* PROVIDED MATERIAL:
※ ※ ※

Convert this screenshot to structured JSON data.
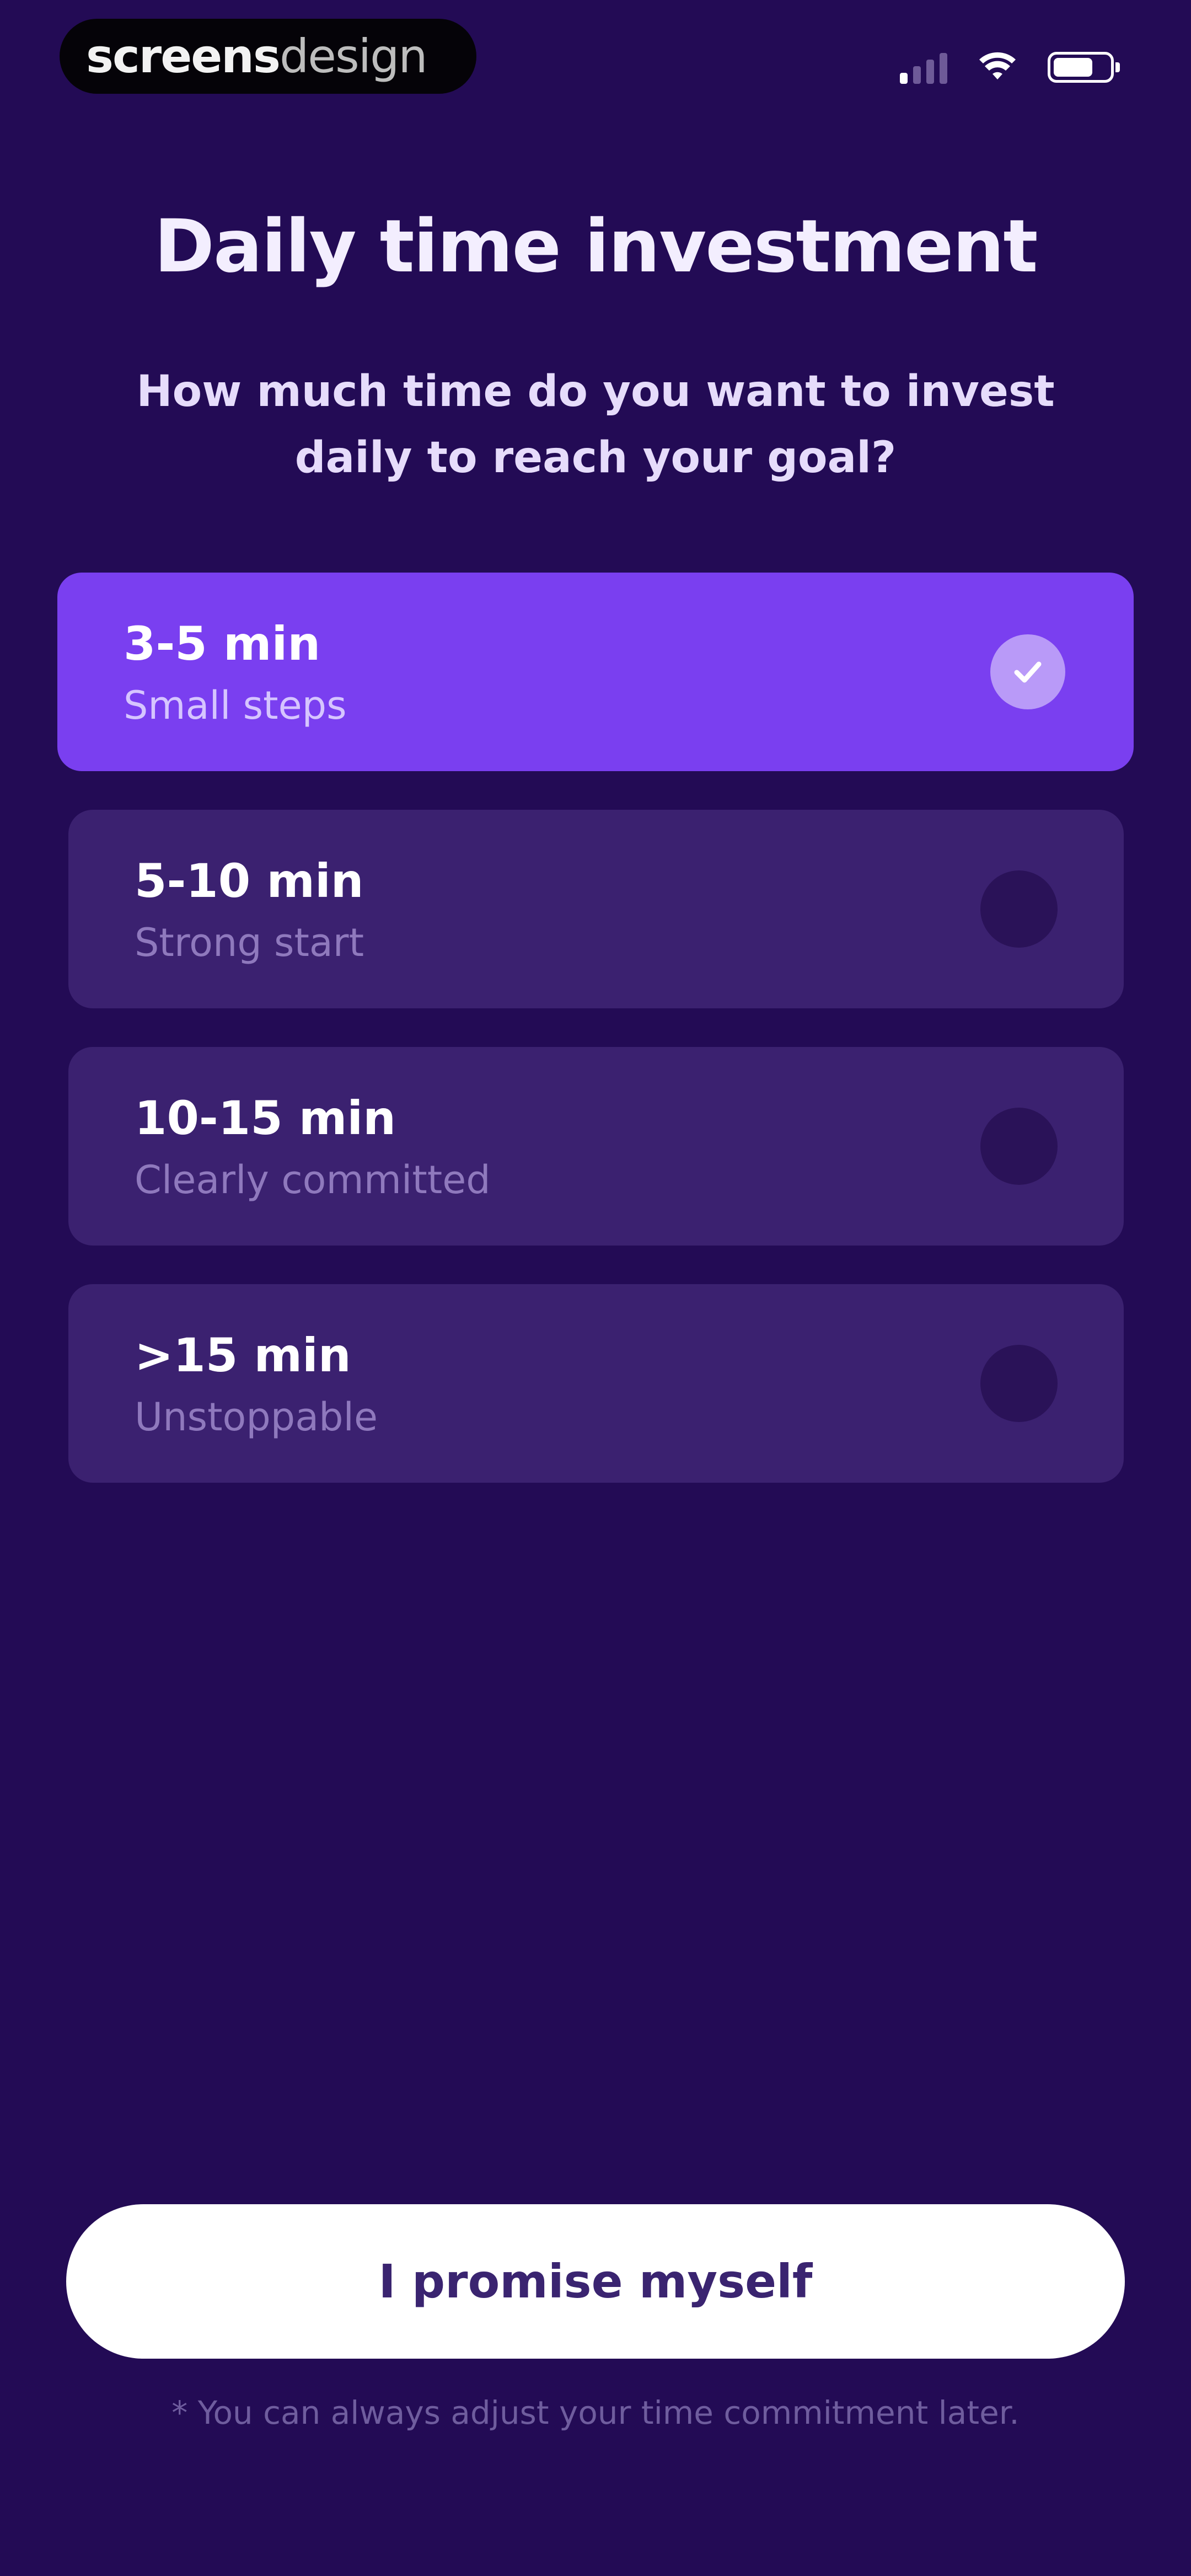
{
  "status_bar": {
    "brand_bold": "screens",
    "brand_light": "design",
    "signal_icon": "cellular-signal-icon",
    "wifi_icon": "wifi-icon",
    "battery_icon": "battery-icon"
  },
  "header": {
    "title": "Daily time investment",
    "subtitle": "How much time do you want to invest daily to reach your goal?"
  },
  "options": [
    {
      "label": "3-5 min",
      "sublabel": "Small steps",
      "selected": true
    },
    {
      "label": "5-10 min",
      "sublabel": "Strong start",
      "selected": false
    },
    {
      "label": "10-15 min",
      "sublabel": "Clearly committed",
      "selected": false
    },
    {
      "label": ">15 min",
      "sublabel": "Unstoppable",
      "selected": false
    }
  ],
  "footer": {
    "button_label": "I promise myself",
    "note": "* You can always adjust your time commitment later."
  },
  "colors": {
    "background": "#230b55",
    "selected_option": "#7a3ff0",
    "unselected_option": "#3b2170",
    "button": "#ffffff",
    "button_text": "#3a2470"
  }
}
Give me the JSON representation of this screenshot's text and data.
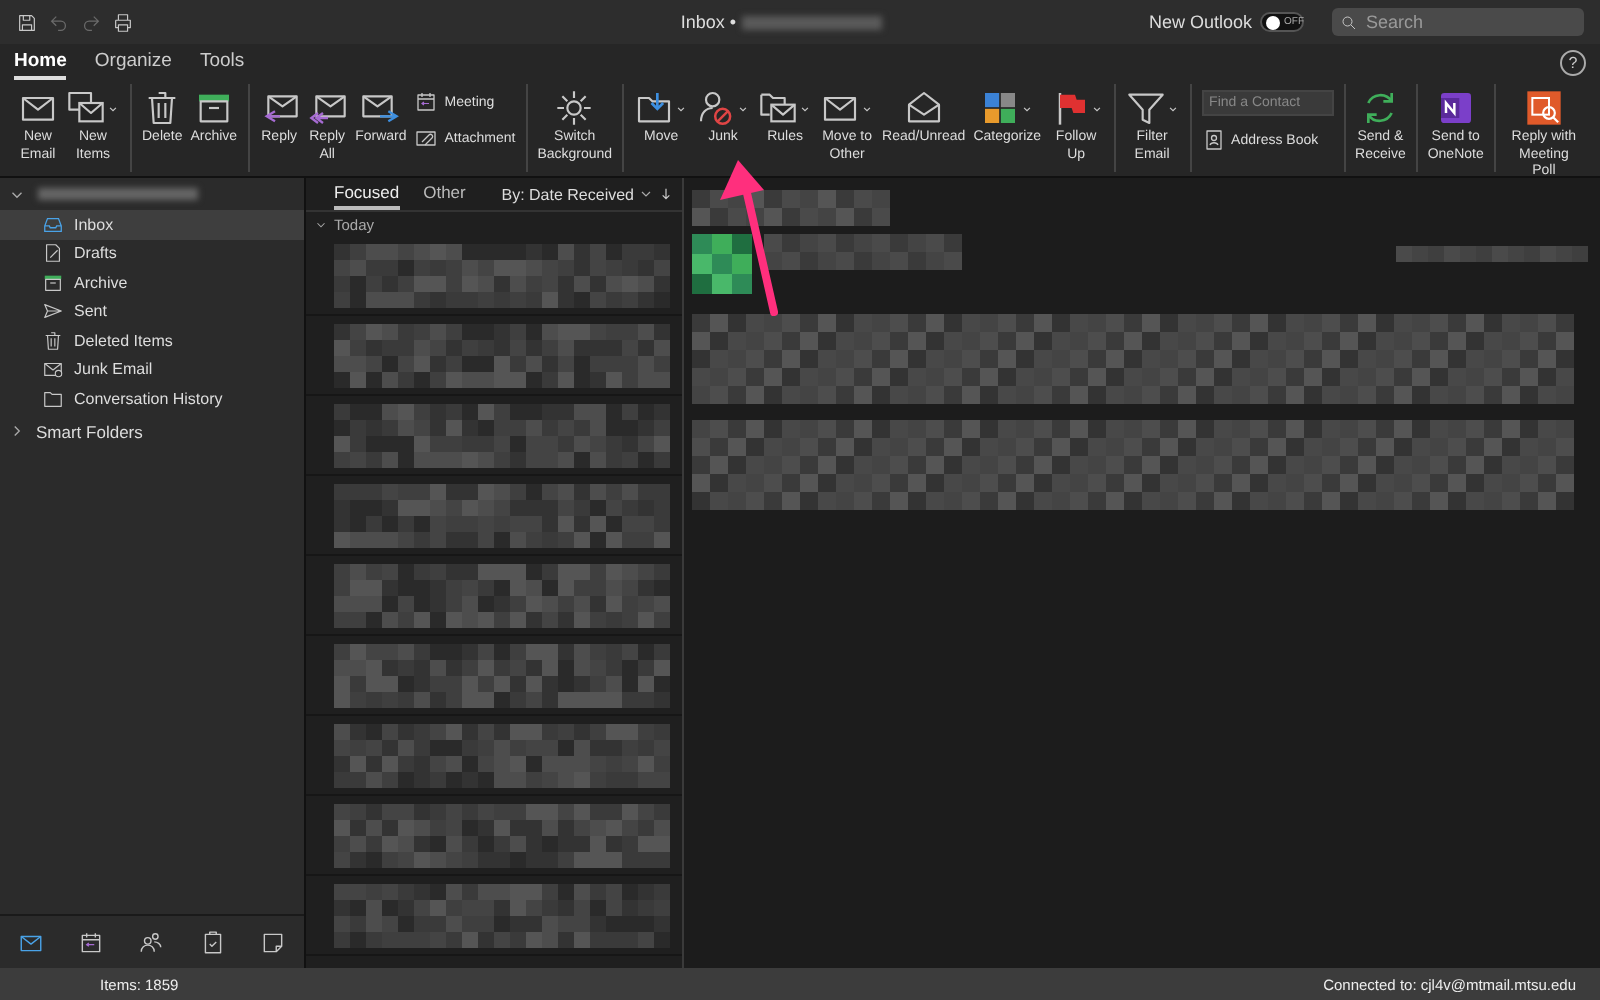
{
  "title_bar": {
    "title": "Inbox •",
    "new_outlook": {
      "label": "New Outlook",
      "on": false,
      "state_text": "OFF"
    },
    "search": {
      "placeholder": "Search"
    }
  },
  "ribbon_tabs": [
    {
      "label": "Home",
      "selected": true
    },
    {
      "label": "Organize",
      "selected": false
    },
    {
      "label": "Tools",
      "selected": false
    }
  ],
  "help": {
    "glyph": "?"
  },
  "ribbon_groups": [
    {
      "items": [
        {
          "kind": "large",
          "label": "New\nEmail",
          "dropdown": false
        },
        {
          "kind": "large",
          "label": "New\nItems",
          "dropdown": true
        }
      ]
    },
    {
      "items": [
        {
          "kind": "large",
          "label": "Delete",
          "dropdown": false
        },
        {
          "kind": "large",
          "label": "Archive",
          "dropdown": false
        }
      ]
    },
    {
      "items": [
        {
          "kind": "large",
          "label": "Reply",
          "dropdown": false
        },
        {
          "kind": "large",
          "label": "Reply\nAll",
          "dropdown": false
        },
        {
          "kind": "large",
          "label": "Forward",
          "dropdown": false
        },
        {
          "kind": "stack",
          "items": [
            {
              "kind": "small",
              "label": "Meeting"
            },
            {
              "kind": "small",
              "label": "Attachment"
            }
          ]
        }
      ]
    },
    {
      "items": [
        {
          "kind": "large",
          "label": "Switch\nBackground",
          "dropdown": false
        }
      ]
    },
    {
      "items": [
        {
          "kind": "large",
          "label": "Move",
          "dropdown": true
        },
        {
          "kind": "large",
          "label": "Junk",
          "dropdown": true
        },
        {
          "kind": "large",
          "label": "Rules",
          "dropdown": true
        },
        {
          "kind": "large",
          "label": "Move to\nOther",
          "dropdown": true
        },
        {
          "kind": "large",
          "label": "Read/Unread",
          "dropdown": false
        },
        {
          "kind": "large",
          "label": "Categorize",
          "dropdown": true
        },
        {
          "kind": "large",
          "label": "Follow\nUp",
          "dropdown": true
        }
      ]
    },
    {
      "items": [
        {
          "kind": "large",
          "label": "Filter\nEmail",
          "dropdown": true
        }
      ]
    },
    {
      "items": [
        {
          "kind": "stack",
          "items": [
            {
              "kind": "field",
              "placeholder": "Find a Contact"
            },
            {
              "kind": "small",
              "label": "Address Book"
            }
          ]
        }
      ]
    },
    {
      "items": [
        {
          "kind": "large",
          "label": "Send &\nReceive",
          "dropdown": false
        }
      ]
    },
    {
      "items": [
        {
          "kind": "large",
          "label": "Send to\nOneNote",
          "dropdown": false
        }
      ]
    },
    {
      "items": [
        {
          "kind": "large",
          "label": "Reply with\nMeeting Poll",
          "dropdown": false
        }
      ]
    }
  ],
  "sidebar": {
    "account": {
      "expanded": true
    },
    "folders": [
      {
        "label": "Inbox",
        "selected": true
      },
      {
        "label": "Drafts",
        "selected": false
      },
      {
        "label": "Archive",
        "selected": false
      },
      {
        "label": "Sent",
        "selected": false
      },
      {
        "label": "Deleted Items",
        "selected": false
      },
      {
        "label": "Junk Email",
        "selected": false
      },
      {
        "label": "Conversation History",
        "selected": false
      }
    ],
    "smart_folders": {
      "label": "Smart Folders",
      "expanded": false
    },
    "nav": [
      {
        "selected": true
      },
      {
        "selected": false
      },
      {
        "selected": false
      },
      {
        "selected": false
      },
      {
        "selected": false
      }
    ]
  },
  "message_list": {
    "tabs": [
      {
        "label": "Focused",
        "selected": true
      },
      {
        "label": "Other",
        "selected": false
      }
    ],
    "sort": "By: Date Received",
    "group": {
      "label": "Today",
      "expanded": true
    }
  },
  "status_bar": {
    "items": "Items: 1859",
    "connection": "Connected to: cjl4v@mtmail.mtsu.edu"
  }
}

※ ※ ※

* STATED TASK:
Produce an exact copy of each line of data, skipping embedded images.

* RESPONSE:
Convert this screenshot to structured JSON data.
{
  "status_bar": {
    "brand_bold": "screens",
    "brand_light": "design",
    "signal_icon": "cellular-signal-icon",
    "wifi_icon": "wifi-icon",
    "battery_icon": "battery-icon"
  },
  "header": {
    "title": "Daily time investment",
    "subtitle": "How much time do you want to invest daily to reach your goal?"
  },
  "options": [
    {
      "label": "3-5 min",
      "sublabel": "Small steps",
      "selected": true
    },
    {
      "label": "5-10 min",
      "sublabel": "Strong start",
      "selected": false
    },
    {
      "label": "10-15 min",
      "sublabel": "Clearly committed",
      "selected": false
    },
    {
      "label": ">15 min",
      "sublabel": "Unstoppable",
      "selected": false
    }
  ],
  "footer": {
    "button_label": "I promise myself",
    "note": "* You can always adjust your time commitment later."
  },
  "colors": {
    "background": "#230b55",
    "selected_option": "#7a3ff0",
    "unselected_option": "#3b2170",
    "button": "#ffffff",
    "button_text": "#3a2470"
  }
}
Give me the JSON representation of this screenshot's text and data.
{
  "title_bar": {
    "title": "Inbox •",
    "new_outlook": {
      "label": "New Outlook",
      "on": false,
      "state_text": "OFF"
    },
    "search": {
      "placeholder": "Search"
    }
  },
  "ribbon_tabs": [
    {
      "label": "Home",
      "selected": true
    },
    {
      "label": "Organize",
      "selected": false
    },
    {
      "label": "Tools",
      "selected": false
    }
  ],
  "help": {
    "glyph": "?"
  },
  "ribbon_groups": [
    {
      "items": [
        {
          "kind": "large",
          "label": "New\nEmail",
          "dropdown": false
        },
        {
          "kind": "large",
          "label": "New\nItems",
          "dropdown": true
        }
      ]
    },
    {
      "items": [
        {
          "kind": "large",
          "label": "Delete",
          "dropdown": false
        },
        {
          "kind": "large",
          "label": "Archive",
          "dropdown": false
        }
      ]
    },
    {
      "items": [
        {
          "kind": "large",
          "label": "Reply",
          "dropdown": false
        },
        {
          "kind": "large",
          "label": "Reply\nAll",
          "dropdown": false
        },
        {
          "kind": "large",
          "label": "Forward",
          "dropdown": false
        },
        {
          "kind": "stack",
          "items": [
            {
              "kind": "small",
              "label": "Meeting"
            },
            {
              "kind": "small",
              "label": "Attachment"
            }
          ]
        }
      ]
    },
    {
      "items": [
        {
          "kind": "large",
          "label": "Switch\nBackground",
          "dropdown": false
        }
      ]
    },
    {
      "items": [
        {
          "kind": "large",
          "label": "Move",
          "dropdown": true
        },
        {
          "kind": "large",
          "label": "Junk",
          "dropdown": true
        },
        {
          "kind": "large",
          "label": "Rules",
          "dropdown": true
        },
        {
          "kind": "large",
          "label": "Move to\nOther",
          "dropdown": true
        },
        {
          "kind": "large",
          "label": "Read/Unread",
          "dropdown": false
        },
        {
          "kind": "large",
          "label": "Categorize",
          "dropdown": true
        },
        {
          "kind": "large",
          "label": "Follow\nUp",
          "dropdown": true
        }
      ]
    },
    {
      "items": [
        {
          "kind": "large",
          "label": "Filter\nEmail",
          "dropdown": true
        }
      ]
    },
    {
      "items": [
        {
          "kind": "stack",
          "items": [
            {
              "kind": "field",
              "placeholder": "Find a Contact"
            },
            {
              "kind": "small",
              "label": "Address Book"
            }
          ]
        }
      ]
    },
    {
      "items": [
        {
          "kind": "large",
          "label": "Send &\nReceive",
          "dropdown": false
        }
      ]
    },
    {
      "items": [
        {
          "kind": "large",
          "label": "Send to\nOneNote",
          "dropdown": false
        }
      ]
    },
    {
      "items": [
        {
          "kind": "large",
          "label": "Reply with\nMeeting Poll",
          "dropdown": false
        }
      ]
    }
  ],
  "sidebar": {
    "account": {
      "expanded": true
    },
    "folders": [
      {
        "label": "Inbox",
        "selected": true
      },
      {
        "label": "Drafts",
        "selected": false
      },
      {
        "label": "Archive",
        "selected": false
      },
      {
        "label": "Sent",
        "selected": false
      },
      {
        "label": "Deleted Items",
        "selected": false
      },
      {
        "label": "Junk Email",
        "selected": false
      },
      {
        "label": "Conversation History",
        "selected": false
      }
    ],
    "smart_folders": {
      "label": "Smart Folders",
      "expanded": false
    },
    "nav": [
      {
        "selected": true
      },
      {
        "selected": false
      },
      {
        "selected": false
      },
      {
        "selected": false
      },
      {
        "selected": false
      }
    ]
  },
  "message_list": {
    "tabs": [
      {
        "label": "Focused",
        "selected": true
      },
      {
        "label": "Other",
        "selected": false
      }
    ],
    "sort": "By: Date Received",
    "group": {
      "label": "Today",
      "expanded": true
    }
  },
  "status_bar": {
    "items": "Items: 1859",
    "connection": "Connected to: cjl4v@mtmail.mtsu.edu"
  }
}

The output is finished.